Determine how many lines in these records hold "from". Only the number is wanted.

(Dataset items)
- - - - -

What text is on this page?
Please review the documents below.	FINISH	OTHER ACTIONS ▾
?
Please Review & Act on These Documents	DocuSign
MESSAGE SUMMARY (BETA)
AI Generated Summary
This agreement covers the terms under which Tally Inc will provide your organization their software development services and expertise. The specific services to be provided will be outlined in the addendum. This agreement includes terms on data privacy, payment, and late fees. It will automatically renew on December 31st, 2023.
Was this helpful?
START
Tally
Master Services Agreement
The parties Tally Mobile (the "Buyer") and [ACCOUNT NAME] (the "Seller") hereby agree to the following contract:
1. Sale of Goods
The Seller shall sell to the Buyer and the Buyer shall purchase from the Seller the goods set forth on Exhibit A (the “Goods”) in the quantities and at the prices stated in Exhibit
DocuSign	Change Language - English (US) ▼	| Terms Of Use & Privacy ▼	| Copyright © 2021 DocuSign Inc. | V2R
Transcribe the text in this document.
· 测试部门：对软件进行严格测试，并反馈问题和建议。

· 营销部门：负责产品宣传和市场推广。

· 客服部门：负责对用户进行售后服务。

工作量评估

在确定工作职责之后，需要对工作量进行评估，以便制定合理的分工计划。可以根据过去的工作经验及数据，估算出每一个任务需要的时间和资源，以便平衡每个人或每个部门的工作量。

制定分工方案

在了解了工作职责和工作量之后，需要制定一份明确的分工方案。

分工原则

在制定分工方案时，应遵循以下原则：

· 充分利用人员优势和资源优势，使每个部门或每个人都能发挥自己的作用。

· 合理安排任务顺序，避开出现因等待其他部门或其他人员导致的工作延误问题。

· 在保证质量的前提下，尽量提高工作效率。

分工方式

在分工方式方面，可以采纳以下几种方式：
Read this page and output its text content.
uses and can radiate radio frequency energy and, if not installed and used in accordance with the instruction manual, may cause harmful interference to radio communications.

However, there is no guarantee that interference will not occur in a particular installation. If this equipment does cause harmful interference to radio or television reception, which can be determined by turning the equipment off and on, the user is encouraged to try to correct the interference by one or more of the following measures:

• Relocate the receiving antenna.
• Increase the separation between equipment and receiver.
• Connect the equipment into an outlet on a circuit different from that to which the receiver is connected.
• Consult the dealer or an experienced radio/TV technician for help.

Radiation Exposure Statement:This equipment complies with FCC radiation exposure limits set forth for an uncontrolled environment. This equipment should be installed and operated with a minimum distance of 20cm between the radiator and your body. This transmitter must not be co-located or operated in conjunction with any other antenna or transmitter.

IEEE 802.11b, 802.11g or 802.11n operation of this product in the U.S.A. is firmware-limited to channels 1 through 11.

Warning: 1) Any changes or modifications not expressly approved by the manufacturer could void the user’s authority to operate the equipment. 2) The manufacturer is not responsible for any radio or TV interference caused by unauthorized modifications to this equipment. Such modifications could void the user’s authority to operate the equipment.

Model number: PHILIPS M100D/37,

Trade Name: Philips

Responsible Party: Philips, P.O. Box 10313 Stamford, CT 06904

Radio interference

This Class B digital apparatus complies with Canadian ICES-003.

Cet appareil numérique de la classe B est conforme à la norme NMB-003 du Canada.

- - - - -

OUTPUT BELOW
2